● **The task**
What follows is a listing to be transcribed exactly.

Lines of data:

_ _ _ _ _

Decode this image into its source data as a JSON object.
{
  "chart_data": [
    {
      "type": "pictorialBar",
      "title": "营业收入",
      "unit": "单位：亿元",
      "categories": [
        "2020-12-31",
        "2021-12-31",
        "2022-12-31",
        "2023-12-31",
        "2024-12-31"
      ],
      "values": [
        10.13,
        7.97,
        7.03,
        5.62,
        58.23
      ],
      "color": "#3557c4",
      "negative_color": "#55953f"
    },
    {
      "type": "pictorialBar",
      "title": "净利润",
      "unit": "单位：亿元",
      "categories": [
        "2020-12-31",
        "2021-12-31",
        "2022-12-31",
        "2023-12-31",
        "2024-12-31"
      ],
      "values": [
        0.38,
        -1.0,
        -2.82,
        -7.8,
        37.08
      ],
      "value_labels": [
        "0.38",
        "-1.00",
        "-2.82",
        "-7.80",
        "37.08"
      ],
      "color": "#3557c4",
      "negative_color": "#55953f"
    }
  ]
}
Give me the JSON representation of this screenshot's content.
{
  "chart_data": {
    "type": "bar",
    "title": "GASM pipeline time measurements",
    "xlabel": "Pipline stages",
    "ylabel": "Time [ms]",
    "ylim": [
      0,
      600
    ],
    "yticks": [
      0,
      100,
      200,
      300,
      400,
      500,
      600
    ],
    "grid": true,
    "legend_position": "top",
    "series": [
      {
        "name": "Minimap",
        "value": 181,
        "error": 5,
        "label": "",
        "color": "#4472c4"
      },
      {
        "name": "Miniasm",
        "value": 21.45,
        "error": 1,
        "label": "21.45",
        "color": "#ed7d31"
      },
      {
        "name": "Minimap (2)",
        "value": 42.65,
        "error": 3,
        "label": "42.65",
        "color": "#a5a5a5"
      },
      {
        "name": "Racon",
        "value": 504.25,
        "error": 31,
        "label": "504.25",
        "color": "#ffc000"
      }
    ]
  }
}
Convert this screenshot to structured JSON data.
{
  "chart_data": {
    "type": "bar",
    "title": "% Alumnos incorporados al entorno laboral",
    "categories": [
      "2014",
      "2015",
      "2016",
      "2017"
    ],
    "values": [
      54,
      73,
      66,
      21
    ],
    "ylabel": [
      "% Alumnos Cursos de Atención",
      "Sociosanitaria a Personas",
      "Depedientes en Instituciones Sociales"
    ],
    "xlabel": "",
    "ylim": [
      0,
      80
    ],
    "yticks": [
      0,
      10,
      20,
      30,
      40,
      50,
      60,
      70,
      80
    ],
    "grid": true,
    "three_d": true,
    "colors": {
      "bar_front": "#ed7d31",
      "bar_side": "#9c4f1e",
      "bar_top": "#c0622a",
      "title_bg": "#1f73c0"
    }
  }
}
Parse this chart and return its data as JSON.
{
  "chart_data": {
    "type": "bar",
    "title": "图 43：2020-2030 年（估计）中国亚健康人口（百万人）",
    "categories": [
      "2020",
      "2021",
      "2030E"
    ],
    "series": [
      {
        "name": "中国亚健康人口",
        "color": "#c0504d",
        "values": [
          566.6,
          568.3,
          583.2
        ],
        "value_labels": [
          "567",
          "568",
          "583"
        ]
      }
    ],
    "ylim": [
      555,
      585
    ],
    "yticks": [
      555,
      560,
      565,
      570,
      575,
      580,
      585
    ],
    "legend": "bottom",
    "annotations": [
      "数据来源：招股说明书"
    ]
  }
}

_ _ _ _ _

● **Correct response**
Decode this image into its source data as a JSON object.
{
  "chart_data": [
    {
      "type": "pictorialBar",
      "title": "营业收入",
      "unit": "单位：亿元",
      "categories": [
        "2020-12-31",
        "2021-12-31",
        "2022-12-31",
        "2023-12-31",
        "2024-12-31"
      ],
      "values": [
        10.13,
        7.97,
        7.03,
        5.62,
        58.23
      ],
      "color": "#3557c4",
      "negative_color": "#55953f"
    },
    {
      "type": "pictorialBar",
      "title": "净利润",
      "unit": "单位：亿元",
      "categories": [
        "2020-12-31",
        "2021-12-31",
        "2022-12-31",
        "2023-12-31",
        "2024-12-31"
      ],
      "values": [
        0.38,
        -1.0,
        -2.82,
        -7.8,
        37.08
      ],
      "value_labels": [
        "0.38",
        "-1.00",
        "-2.82",
        "-7.80",
        "37.08"
      ],
      "color": "#3557c4",
      "negative_color": "#55953f"
    }
  ]
}
Give me the JSON representation of this screenshot's content.
{
  "chart_data": {
    "type": "bar",
    "title": "GASM pipeline time measurements",
    "xlabel": "Pipline stages",
    "ylabel": "Time [ms]",
    "ylim": [
      0,
      600
    ],
    "yticks": [
      0,
      100,
      200,
      300,
      400,
      500,
      600
    ],
    "grid": true,
    "legend_position": "top",
    "series": [
      {
        "name": "Minimap",
        "value": 181,
        "error": 5,
        "label": "",
        "color": "#4472c4"
      },
      {
        "name": "Miniasm",
        "value": 21.45,
        "error": 1,
        "label": "21.45",
        "color": "#ed7d31"
      },
      {
        "name": "Minimap (2)",
        "value": 42.65,
        "error": 3,
        "label": "42.65",
        "color": "#a5a5a5"
      },
      {
        "name": "Racon",
        "value": 504.25,
        "error": 31,
        "label": "504.25",
        "color": "#ffc000"
      }
    ]
  }
}
Convert this screenshot to structured JSON data.
{
  "chart_data": {
    "type": "bar",
    "title": "% Alumnos incorporados al entorno laboral",
    "categories": [
      "2014",
      "2015",
      "2016",
      "2017"
    ],
    "values": [
      54,
      73,
      66,
      21
    ],
    "ylabel": [
      "% Alumnos Cursos de Atención",
      "Sociosanitaria a Personas",
      "Depedientes en Instituciones Sociales"
    ],
    "xlabel": "",
    "ylim": [
      0,
      80
    ],
    "yticks": [
      0,
      10,
      20,
      30,
      40,
      50,
      60,
      70,
      80
    ],
    "grid": true,
    "three_d": true,
    "colors": {
      "bar_front": "#ed7d31",
      "bar_side": "#9c4f1e",
      "bar_top": "#c0622a",
      "title_bg": "#1f73c0"
    }
  }
}
Parse this chart and return its data as JSON.
{
  "chart_data": {
    "type": "bar",
    "title": "图 43：2020-2030 年（估计）中国亚健康人口（百万人）",
    "categories": [
      "2020",
      "2021",
      "2030E"
    ],
    "series": [
      {
        "name": "中国亚健康人口",
        "color": "#c0504d",
        "values": [
          566.6,
          568.3,
          583.2
        ],
        "value_labels": [
          "567",
          "568",
          "583"
        ]
      }
    ],
    "ylim": [
      555,
      585
    ],
    "yticks": [
      555,
      560,
      565,
      570,
      575,
      580,
      585
    ],
    "legend": "bottom",
    "annotations": [
      "数据来源：招股说明书"
    ]
  }
}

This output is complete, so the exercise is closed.